◆ Work to complete
Show each line that has the string "sočasno" in it.

◆ Records for the task
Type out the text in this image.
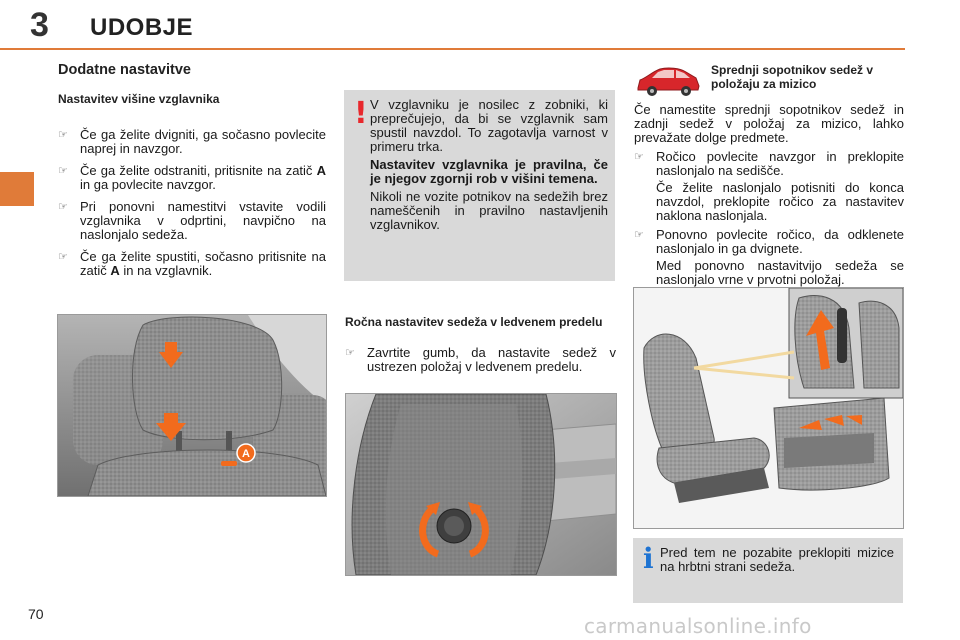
3 UDOBJE
Dodatne nastavitve
Nastavitev višine vzglavnika
☞ Če ga želite dvigniti, ga sočasno povlecite naprej in navzgor.
☞ Če ga želite odstraniti, pritisnite na zatič A in ga povlecite navzgor.
☞ Pri ponovni namestitvi vstavite vodili vzglavnika v odprtini, navpično na naslonjalo sedeža.
☞ Če ga želite spustiti, sočasno pritisnite na zatič A in na vzglavnik.
A
! V vzglavniku je nosilec z zobniki, ki preprečujejo, da bi se vzglavnik sam spustil navzdol. To zagotavlja varnost v primeru trka.

Nastavitev vzglavnika je pravilna, če je njegov zgornji rob v višini temena.

Nikoli ne vozite potnikov na sedežih brez nameščenih in pravilno nastavljenih vzglavnikov.

Ročna nastavitev sedeža v ledvenem predelu
☞ Zavrtite gumb, da nastavite sedež v ustrezen položaj v ledvenem predelu.
Sprednji sopotnikov sedež v položaju za mizico

Če namestite sprednji sopotnikov sedež in zadnji sedež v položaj za mizico, lahko prevažate dolge predmete.

☞ Ročico povlecite navzgor in preklopite naslonjalo na sedišče.

Če želite naslonjalo potisniti do konca navzdol, preklopite ročico za nastavitev naklona naslonjala.

☞ Ponovno povlecite ročico, da odklenete naslonjalo in ga dvignete.

Med ponovno nastavitvijo sedeža se naslonjalo vrne v prvotni položaj.

i Pred tem ne pozabite preklopiti mizice na hrbtni strani sedeža.
70	carmanualsonline.info
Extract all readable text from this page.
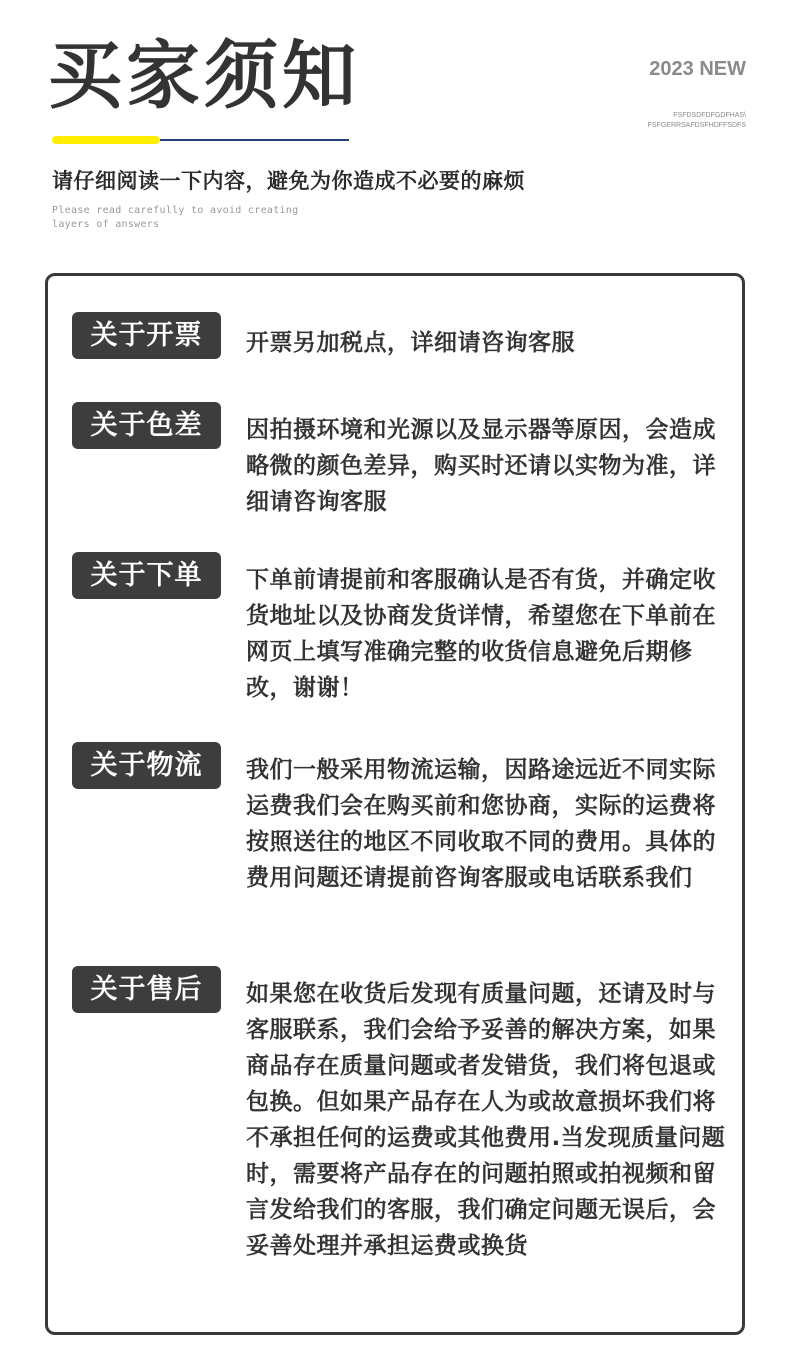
买家须知	2023 NEW
FSFDSDFDFGDFHAS\
FSFGERRSAFDSFHDFFSDFS
请仔细阅读一下内容，避免为你造成不必要的麻烦
Please read carefully to avoid creating layers of answers
关于开票	开票另加税点，详细请咨询客服

关于色差	因拍摄环境和光源以及显示器等原因，会造成略微的颜色差异，购买时还请以实物为准，详细请咨询客服

关于下单	下单前请提前和客服确认是否有货，并确定收货地址以及协商发货详情，希望您在下单前在网页上填写准确完整的收货信息避免后期修改，谢谢！

关于物流	我们一般采用物流运输，因路途远近不同实际运费我们会在购买前和您协商，实际的运费将按照送往的地区不同收取不同的费用。具体的费用问题还请提前咨询客服或电话联系我们

关于售后	如果您在收货后发现有质量问题，还请及时与客服联系，我们会给予妥善的解决方案，如果商品存在质量问题或者发错货，我们将包退或包换。但如果产品存在人为或故意损坏我们将不承担任何的运费或其他费用.当发现质量问题时，需要将产品存在的问题拍照或拍视频和留言发给我们的客服，我们确定问题无误后，会妥善处理并承担运费或换货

◆ Solution to the exercise
☞ Če ga želite dvigniti, ga sočasno povlecite naprej in navzgor.
☞ Če ga želite spustiti, sočasno pritisnite na zatič A in na vzglavnik.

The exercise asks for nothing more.